Records to use ::

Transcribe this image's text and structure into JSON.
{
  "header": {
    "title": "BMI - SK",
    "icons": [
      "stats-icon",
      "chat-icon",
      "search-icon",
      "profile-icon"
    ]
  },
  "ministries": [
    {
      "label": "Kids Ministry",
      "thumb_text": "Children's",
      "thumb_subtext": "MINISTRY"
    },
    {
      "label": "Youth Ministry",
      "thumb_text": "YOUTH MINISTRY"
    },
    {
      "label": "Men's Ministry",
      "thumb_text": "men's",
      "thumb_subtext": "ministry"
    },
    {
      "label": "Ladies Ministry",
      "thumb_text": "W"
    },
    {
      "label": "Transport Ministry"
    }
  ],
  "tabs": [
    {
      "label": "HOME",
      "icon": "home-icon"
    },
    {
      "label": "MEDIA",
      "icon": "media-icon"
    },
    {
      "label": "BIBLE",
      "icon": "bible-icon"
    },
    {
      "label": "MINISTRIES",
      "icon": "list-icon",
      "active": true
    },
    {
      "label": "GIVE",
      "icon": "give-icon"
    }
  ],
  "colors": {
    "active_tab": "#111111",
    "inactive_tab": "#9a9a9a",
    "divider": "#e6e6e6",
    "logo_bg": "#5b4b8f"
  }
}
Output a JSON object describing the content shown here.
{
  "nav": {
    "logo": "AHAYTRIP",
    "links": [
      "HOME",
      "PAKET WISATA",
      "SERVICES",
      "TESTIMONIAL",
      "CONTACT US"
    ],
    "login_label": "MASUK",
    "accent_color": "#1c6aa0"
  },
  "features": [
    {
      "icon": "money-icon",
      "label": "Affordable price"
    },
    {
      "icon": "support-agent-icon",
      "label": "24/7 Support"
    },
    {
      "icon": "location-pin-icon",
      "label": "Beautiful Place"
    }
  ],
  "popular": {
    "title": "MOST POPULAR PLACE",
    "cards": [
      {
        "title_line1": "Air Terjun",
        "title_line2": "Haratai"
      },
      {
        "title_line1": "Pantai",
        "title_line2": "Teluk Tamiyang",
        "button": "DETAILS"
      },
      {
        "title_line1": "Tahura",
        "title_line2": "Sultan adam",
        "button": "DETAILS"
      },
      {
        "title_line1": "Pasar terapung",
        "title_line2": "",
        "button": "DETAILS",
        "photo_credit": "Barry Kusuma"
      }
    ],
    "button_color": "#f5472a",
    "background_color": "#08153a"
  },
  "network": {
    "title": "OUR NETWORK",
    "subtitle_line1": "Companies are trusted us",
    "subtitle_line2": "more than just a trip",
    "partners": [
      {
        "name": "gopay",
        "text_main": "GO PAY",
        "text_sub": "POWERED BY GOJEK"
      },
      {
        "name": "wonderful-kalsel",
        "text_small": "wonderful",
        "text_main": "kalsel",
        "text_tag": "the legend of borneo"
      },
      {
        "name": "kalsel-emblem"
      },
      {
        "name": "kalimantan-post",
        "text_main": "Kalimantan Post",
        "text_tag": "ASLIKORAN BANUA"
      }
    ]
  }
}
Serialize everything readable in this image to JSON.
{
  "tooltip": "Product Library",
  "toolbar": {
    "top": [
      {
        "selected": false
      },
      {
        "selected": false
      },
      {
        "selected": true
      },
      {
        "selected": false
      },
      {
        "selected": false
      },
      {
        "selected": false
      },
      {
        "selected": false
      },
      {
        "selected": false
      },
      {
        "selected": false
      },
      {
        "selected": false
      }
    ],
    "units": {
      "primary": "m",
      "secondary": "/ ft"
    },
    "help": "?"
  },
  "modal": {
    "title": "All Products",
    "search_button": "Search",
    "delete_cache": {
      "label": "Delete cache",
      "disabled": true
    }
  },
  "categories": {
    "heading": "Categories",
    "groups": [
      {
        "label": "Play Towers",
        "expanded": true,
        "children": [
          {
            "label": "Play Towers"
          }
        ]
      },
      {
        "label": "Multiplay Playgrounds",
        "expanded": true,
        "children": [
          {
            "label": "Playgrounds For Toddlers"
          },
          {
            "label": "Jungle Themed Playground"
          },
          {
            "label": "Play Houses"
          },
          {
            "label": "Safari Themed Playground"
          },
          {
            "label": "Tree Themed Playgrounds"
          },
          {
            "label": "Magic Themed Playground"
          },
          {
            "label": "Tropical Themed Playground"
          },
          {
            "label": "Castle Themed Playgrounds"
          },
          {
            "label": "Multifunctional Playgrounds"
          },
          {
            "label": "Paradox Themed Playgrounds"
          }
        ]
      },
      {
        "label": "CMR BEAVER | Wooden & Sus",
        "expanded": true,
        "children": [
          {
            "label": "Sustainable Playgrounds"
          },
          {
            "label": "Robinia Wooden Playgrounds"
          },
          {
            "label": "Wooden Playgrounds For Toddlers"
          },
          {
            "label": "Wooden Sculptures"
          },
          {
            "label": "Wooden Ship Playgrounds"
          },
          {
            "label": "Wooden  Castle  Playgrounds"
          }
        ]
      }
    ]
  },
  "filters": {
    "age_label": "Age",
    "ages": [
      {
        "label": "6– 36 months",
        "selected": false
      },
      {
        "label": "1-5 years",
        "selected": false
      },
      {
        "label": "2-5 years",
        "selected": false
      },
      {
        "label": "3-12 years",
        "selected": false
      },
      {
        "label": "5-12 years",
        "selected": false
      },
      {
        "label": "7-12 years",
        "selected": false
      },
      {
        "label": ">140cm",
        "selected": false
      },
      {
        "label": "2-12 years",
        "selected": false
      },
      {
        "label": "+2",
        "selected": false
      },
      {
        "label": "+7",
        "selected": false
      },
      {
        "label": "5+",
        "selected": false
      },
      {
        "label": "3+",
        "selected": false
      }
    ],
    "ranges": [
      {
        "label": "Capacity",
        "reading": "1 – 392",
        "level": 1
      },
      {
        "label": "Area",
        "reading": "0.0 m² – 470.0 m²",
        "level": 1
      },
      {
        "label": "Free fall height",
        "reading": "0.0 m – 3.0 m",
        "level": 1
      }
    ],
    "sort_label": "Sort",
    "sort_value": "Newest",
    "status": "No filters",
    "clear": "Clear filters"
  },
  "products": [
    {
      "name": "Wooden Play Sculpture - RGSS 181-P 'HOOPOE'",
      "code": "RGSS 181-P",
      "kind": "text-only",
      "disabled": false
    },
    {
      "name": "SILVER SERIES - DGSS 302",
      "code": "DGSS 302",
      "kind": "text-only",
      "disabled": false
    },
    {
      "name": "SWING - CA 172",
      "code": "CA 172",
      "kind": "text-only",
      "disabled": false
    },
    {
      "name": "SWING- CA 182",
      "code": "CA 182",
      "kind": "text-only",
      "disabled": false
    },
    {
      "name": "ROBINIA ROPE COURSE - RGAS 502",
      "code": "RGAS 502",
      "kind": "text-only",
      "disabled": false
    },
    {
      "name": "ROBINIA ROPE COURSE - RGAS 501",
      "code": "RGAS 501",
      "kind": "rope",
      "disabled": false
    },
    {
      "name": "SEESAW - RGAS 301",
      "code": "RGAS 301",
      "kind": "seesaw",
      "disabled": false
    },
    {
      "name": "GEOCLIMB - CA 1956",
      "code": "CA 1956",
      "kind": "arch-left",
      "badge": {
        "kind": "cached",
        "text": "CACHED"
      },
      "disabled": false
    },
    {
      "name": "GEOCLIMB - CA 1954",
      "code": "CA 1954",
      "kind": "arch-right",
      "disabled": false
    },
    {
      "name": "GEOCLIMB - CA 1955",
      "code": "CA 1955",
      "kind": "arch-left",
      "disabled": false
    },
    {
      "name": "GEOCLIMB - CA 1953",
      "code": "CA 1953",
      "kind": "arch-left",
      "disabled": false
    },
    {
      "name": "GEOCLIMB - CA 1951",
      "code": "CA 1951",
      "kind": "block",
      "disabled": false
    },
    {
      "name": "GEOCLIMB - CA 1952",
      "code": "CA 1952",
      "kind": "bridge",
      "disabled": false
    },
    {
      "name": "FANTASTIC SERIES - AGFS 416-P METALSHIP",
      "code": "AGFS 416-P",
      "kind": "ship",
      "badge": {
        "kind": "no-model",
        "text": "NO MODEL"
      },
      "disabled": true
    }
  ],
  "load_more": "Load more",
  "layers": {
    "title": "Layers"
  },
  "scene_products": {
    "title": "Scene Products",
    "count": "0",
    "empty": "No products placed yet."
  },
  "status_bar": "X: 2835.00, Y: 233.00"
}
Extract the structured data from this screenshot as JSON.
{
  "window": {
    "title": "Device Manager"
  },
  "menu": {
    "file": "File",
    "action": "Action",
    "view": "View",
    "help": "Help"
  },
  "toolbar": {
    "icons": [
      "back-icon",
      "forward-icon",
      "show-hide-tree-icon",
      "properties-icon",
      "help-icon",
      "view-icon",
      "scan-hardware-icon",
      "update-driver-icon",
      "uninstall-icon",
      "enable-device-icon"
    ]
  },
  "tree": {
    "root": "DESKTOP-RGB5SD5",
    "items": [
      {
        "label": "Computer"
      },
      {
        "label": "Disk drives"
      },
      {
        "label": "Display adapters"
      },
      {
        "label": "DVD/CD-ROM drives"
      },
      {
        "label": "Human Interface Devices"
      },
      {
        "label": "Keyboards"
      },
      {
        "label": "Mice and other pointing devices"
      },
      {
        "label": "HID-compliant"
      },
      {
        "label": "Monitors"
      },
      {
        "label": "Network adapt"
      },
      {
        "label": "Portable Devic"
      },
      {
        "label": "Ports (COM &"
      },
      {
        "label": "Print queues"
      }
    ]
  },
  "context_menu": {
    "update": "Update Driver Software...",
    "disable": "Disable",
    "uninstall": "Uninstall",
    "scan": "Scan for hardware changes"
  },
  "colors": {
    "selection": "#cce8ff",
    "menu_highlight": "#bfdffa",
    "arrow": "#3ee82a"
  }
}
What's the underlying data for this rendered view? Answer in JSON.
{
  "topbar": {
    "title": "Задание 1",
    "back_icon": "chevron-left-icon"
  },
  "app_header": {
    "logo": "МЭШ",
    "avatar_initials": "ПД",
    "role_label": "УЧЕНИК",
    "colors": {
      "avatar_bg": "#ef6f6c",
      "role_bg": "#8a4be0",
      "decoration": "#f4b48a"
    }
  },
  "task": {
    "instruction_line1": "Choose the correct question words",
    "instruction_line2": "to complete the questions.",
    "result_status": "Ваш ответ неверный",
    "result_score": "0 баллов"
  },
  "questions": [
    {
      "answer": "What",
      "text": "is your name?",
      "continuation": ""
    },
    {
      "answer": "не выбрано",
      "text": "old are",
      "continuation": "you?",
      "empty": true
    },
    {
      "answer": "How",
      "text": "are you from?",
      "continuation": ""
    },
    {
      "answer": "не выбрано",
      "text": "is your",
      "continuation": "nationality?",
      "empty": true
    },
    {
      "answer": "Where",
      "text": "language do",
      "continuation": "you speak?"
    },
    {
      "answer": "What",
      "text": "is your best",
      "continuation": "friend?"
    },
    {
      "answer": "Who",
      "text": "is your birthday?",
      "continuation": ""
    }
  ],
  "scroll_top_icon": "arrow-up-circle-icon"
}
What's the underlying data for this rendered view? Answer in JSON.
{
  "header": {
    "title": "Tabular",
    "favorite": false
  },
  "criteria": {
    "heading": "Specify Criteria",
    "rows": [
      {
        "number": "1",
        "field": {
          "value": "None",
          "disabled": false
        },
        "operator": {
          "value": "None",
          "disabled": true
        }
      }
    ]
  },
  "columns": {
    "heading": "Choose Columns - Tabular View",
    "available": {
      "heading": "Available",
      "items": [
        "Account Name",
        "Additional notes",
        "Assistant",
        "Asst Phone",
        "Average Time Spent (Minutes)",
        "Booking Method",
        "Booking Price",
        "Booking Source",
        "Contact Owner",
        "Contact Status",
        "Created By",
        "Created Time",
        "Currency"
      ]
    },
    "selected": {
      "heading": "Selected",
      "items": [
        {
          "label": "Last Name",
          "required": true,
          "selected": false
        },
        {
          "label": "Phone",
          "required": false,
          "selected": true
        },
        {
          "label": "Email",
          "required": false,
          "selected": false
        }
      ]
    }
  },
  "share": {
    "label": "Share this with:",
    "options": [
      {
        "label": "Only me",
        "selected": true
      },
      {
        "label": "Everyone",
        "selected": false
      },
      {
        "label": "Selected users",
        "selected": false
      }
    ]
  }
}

What to produce ::
The answer is a single number, the count of lines in the records that contain the string "Booking".

Exercise answer ::
3